──────── Dataset records ────────

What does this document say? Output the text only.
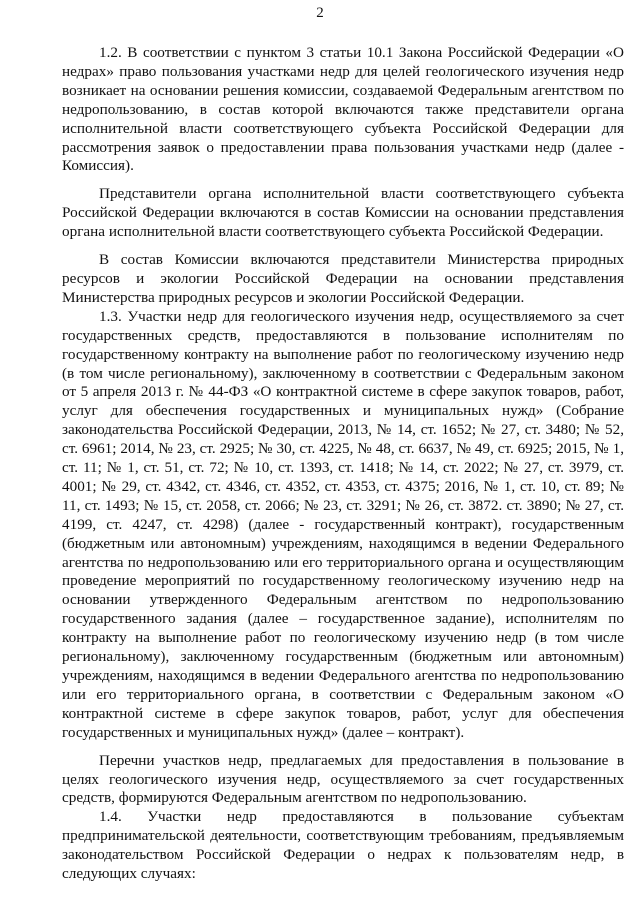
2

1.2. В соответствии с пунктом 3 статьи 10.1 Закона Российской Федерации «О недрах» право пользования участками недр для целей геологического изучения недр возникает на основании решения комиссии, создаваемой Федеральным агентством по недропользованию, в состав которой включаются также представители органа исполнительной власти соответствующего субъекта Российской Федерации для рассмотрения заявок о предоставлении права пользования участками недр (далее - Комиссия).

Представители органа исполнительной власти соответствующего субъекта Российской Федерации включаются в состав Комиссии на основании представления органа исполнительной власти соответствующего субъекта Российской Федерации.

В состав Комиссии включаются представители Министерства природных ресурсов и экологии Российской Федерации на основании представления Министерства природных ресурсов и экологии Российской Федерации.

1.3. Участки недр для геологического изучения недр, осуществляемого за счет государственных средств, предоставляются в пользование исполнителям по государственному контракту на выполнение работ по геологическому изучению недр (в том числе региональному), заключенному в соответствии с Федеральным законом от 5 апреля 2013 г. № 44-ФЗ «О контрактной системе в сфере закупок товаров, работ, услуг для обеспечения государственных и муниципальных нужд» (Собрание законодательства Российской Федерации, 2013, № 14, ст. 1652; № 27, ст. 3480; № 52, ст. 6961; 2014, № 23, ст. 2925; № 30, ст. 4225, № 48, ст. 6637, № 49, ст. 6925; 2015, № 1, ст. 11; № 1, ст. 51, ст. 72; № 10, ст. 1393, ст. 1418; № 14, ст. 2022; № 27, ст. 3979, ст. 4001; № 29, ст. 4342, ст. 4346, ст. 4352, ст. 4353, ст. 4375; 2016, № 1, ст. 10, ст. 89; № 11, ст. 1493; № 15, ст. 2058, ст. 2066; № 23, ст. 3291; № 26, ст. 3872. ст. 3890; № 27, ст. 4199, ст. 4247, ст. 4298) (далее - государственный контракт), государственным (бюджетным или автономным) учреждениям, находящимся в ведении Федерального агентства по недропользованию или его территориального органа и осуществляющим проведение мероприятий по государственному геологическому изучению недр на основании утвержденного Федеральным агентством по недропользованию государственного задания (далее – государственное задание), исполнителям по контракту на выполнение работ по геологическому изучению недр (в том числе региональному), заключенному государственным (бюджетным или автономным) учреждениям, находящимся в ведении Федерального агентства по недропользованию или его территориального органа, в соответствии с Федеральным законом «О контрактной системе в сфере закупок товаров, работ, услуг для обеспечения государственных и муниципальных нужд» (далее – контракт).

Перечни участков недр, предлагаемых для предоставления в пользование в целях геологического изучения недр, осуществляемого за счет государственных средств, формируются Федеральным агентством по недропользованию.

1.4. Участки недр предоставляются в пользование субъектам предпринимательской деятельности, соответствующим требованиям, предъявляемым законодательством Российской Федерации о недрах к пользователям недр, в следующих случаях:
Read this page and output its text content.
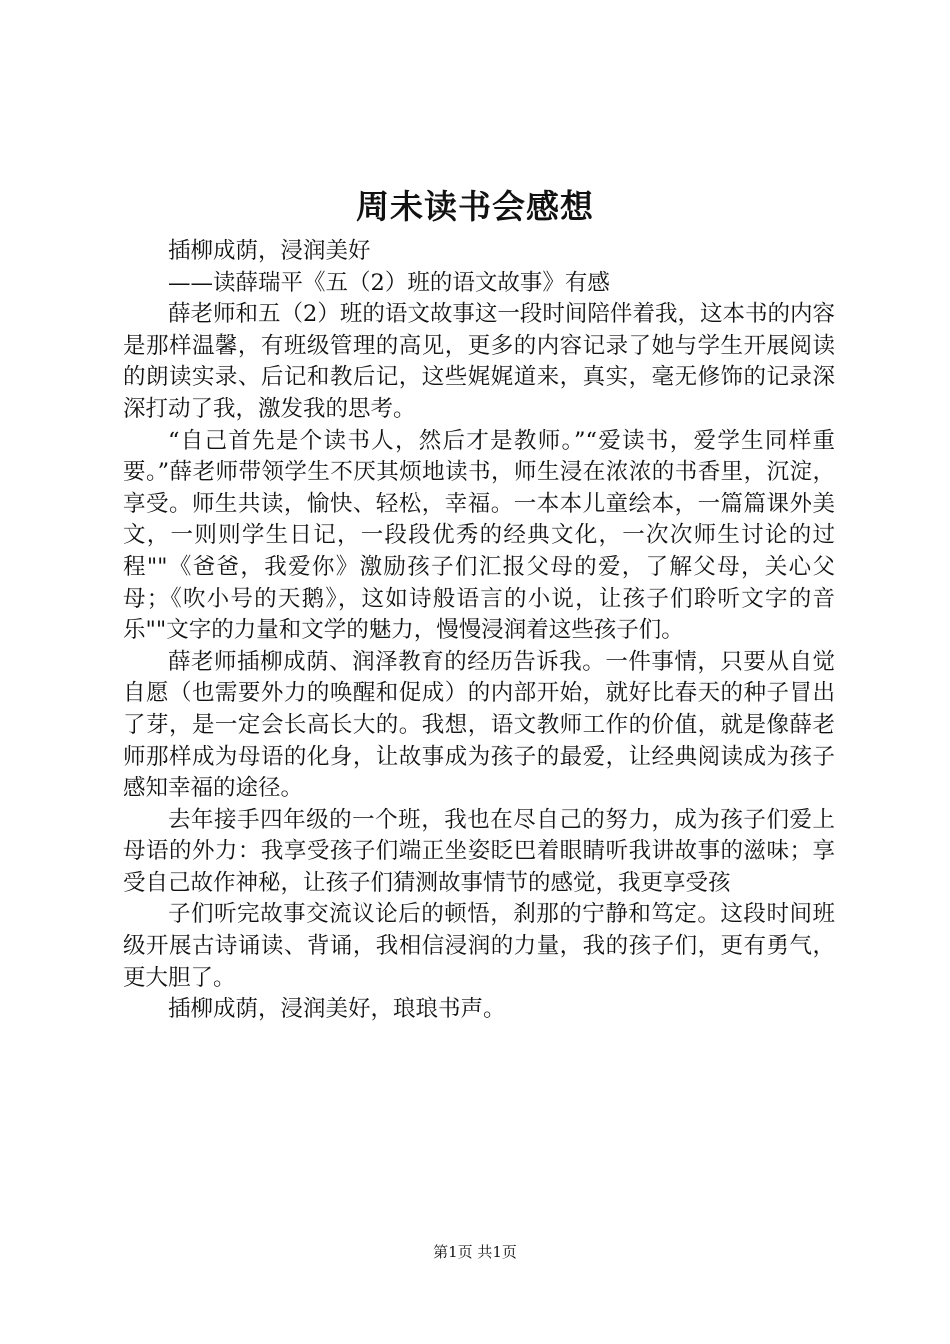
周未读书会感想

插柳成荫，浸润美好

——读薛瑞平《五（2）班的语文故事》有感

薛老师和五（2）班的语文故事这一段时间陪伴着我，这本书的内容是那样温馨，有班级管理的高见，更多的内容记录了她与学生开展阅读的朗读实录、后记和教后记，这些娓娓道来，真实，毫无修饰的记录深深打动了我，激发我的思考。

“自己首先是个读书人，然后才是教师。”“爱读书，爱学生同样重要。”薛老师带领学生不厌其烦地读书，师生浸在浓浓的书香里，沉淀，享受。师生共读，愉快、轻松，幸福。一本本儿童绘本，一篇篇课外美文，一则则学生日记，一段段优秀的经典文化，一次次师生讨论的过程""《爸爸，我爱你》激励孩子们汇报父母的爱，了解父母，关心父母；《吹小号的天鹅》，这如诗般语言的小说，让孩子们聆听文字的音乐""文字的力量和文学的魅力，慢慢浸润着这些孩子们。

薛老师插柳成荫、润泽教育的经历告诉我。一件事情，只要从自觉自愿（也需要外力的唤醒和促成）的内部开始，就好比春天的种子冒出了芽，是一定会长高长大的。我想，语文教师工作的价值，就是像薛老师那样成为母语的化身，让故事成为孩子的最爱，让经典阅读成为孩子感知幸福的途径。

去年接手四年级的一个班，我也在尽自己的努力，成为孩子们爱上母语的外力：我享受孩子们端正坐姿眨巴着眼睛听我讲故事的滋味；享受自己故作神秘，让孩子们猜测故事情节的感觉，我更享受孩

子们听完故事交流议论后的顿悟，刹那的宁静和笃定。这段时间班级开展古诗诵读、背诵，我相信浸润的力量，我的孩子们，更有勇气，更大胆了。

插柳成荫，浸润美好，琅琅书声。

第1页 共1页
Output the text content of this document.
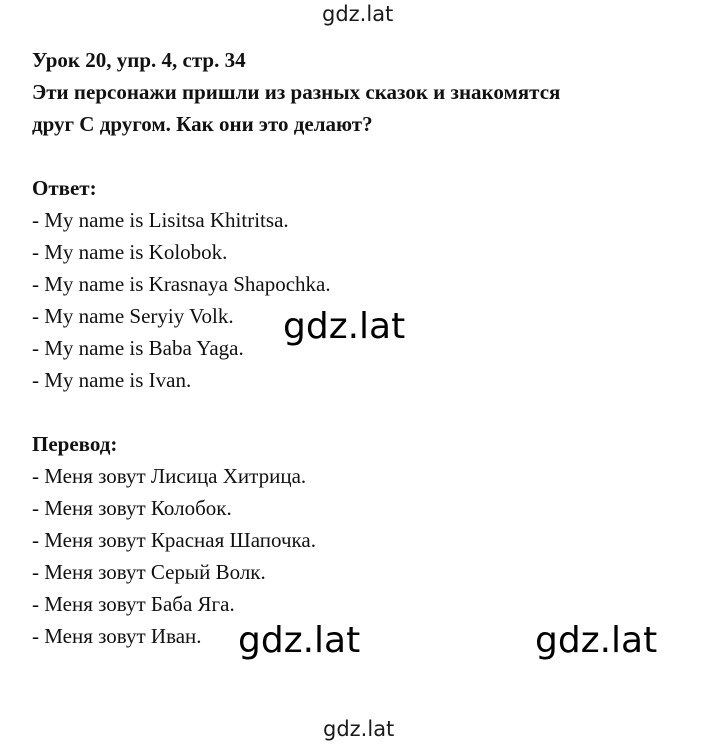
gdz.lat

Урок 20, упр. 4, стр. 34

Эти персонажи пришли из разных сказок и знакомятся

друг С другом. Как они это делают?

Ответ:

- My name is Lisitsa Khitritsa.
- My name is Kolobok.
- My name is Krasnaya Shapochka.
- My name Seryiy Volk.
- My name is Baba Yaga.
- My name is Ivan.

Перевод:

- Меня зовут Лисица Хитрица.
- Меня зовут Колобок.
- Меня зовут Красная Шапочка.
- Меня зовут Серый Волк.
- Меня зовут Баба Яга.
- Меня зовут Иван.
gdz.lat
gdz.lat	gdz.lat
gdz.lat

────────

§ **Exercise**: Copy out each line word for word, please, skipping the images.

§ **Answer for the task**:
What does this document say? Output the text only.
2

1.2. В соответствии с пунктом 3 статьи 10.1 Закона Российской Федерации «О недрах» право пользования участками недр для целей геологического изучения недр возникает на основании решения комиссии, создаваемой Федеральным агентством по недропользованию, в состав которой включаются также представители органа исполнительной власти соответствующего субъекта Российской Федерации для рассмотрения заявок о предоставлении права пользования участками недр (далее - Комиссия).

Представители органа исполнительной власти соответствующего субъекта Российской Федерации включаются в состав Комиссии на основании представления органа исполнительной власти соответствующего субъекта Российской Федерации.

В состав Комиссии включаются представители Министерства природных ресурсов и экологии Российской Федерации на основании представления Министерства природных ресурсов и экологии Российской Федерации.

1.3. Участки недр для геологического изучения недр, осуществляемого за счет государственных средств, предоставляются в пользование исполнителям по государственному контракту на выполнение работ по геологическому изучению недр (в том числе региональному), заключенному в соответствии с Федеральным законом от 5 апреля 2013 г. № 44-ФЗ «О контрактной системе в сфере закупок товаров, работ, услуг для обеспечения государственных и муниципальных нужд» (Собрание законодательства Российской Федерации, 2013, № 14, ст. 1652; № 27, ст. 3480; № 52, ст. 6961; 2014, № 23, ст. 2925; № 30, ст. 4225, № 48, ст. 6637, № 49, ст. 6925; 2015, № 1, ст. 11; № 1, ст. 51, ст. 72; № 10, ст. 1393, ст. 1418; № 14, ст. 2022; № 27, ст. 3979, ст. 4001; № 29, ст. 4342, ст. 4346, ст. 4352, ст. 4353, ст. 4375; 2016, № 1, ст. 10, ст. 89; № 11, ст. 1493; № 15, ст. 2058, ст. 2066; № 23, ст. 3291; № 26, ст. 3872. ст. 3890; № 27, ст. 4199, ст. 4247, ст. 4298) (далее - государственный контракт), государственным (бюджетным или автономным) учреждениям, находящимся в ведении Федерального агентства по недропользованию или его территориального органа и осуществляющим проведение мероприятий по государственному геологическому изучению недр на основании утвержденного Федеральным агентством по недропользованию государственного задания (далее – государственное задание), исполнителям по контракту на выполнение работ по геологическому изучению недр (в том числе региональному), заключенному государственным (бюджетным или автономным) учреждениям, находящимся в ведении Федерального агентства по недропользованию или его территориального органа, в соответствии с Федеральным законом «О контрактной системе в сфере закупок товаров, работ, услуг для обеспечения государственных и муниципальных нужд» (далее – контракт).

Перечни участков недр, предлагаемых для предоставления в пользование в целях геологического изучения недр, осуществляемого за счет государственных средств, формируются Федеральным агентством по недропользованию.

1.4. Участки недр предоставляются в пользование субъектам предпринимательской деятельности, соответствующим требованиям, предъявляемым законодательством Российской Федерации о недрах к пользователям недр, в следующих случаях:
Read this page and output its text content.
周未读书会感想

插柳成荫，浸润美好

——读薛瑞平《五（2）班的语文故事》有感

薛老师和五（2）班的语文故事这一段时间陪伴着我，这本书的内容是那样温馨，有班级管理的高见，更多的内容记录了她与学生开展阅读的朗读实录、后记和教后记，这些娓娓道来，真实，毫无修饰的记录深深打动了我，激发我的思考。

“自己首先是个读书人，然后才是教师。”“爱读书，爱学生同样重要。”薛老师带领学生不厌其烦地读书，师生浸在浓浓的书香里，沉淀，享受。师生共读，愉快、轻松，幸福。一本本儿童绘本，一篇篇课外美文，一则则学生日记，一段段优秀的经典文化，一次次师生讨论的过程""《爸爸，我爱你》激励孩子们汇报父母的爱，了解父母，关心父母；《吹小号的天鹅》，这如诗般语言的小说，让孩子们聆听文字的音乐""文字的力量和文学的魅力，慢慢浸润着这些孩子们。

薛老师插柳成荫、润泽教育的经历告诉我。一件事情，只要从自觉自愿（也需要外力的唤醒和促成）的内部开始，就好比春天的种子冒出了芽，是一定会长高长大的。我想，语文教师工作的价值，就是像薛老师那样成为母语的化身，让故事成为孩子的最爱，让经典阅读成为孩子感知幸福的途径。

去年接手四年级的一个班，我也在尽自己的努力，成为孩子们爱上母语的外力：我享受孩子们端正坐姿眨巴着眼睛听我讲故事的滋味；享受自己故作神秘，让孩子们猜测故事情节的感觉，我更享受孩

子们听完故事交流议论后的顿悟，刹那的宁静和笃定。这段时间班级开展古诗诵读、背诵，我相信浸润的力量，我的孩子们，更有勇气，更大胆了。

插柳成荫，浸润美好，琅琅书声。

第1页 共1页
Output the text content of this document.
gdz.lat

Урок 20, упр. 4, стр. 34

Эти персонажи пришли из разных сказок и знакомятся

друг С другом. Как они это делают?

Ответ:

- My name is Lisitsa Khitritsa.
- My name is Kolobok.
- My name is Krasnaya Shapochka.
- My name Seryiy Volk.
- My name is Baba Yaga.
- My name is Ivan.

Перевод:

- Меня зовут Лисица Хитрица.
- Меня зовут Колобок.
- Меня зовут Красная Шапочка.
- Меня зовут Серый Волк.
- Меня зовут Баба Яга.
- Меня зовут Иван.
gdz.lat
gdz.lat	gdz.lat
gdz.lat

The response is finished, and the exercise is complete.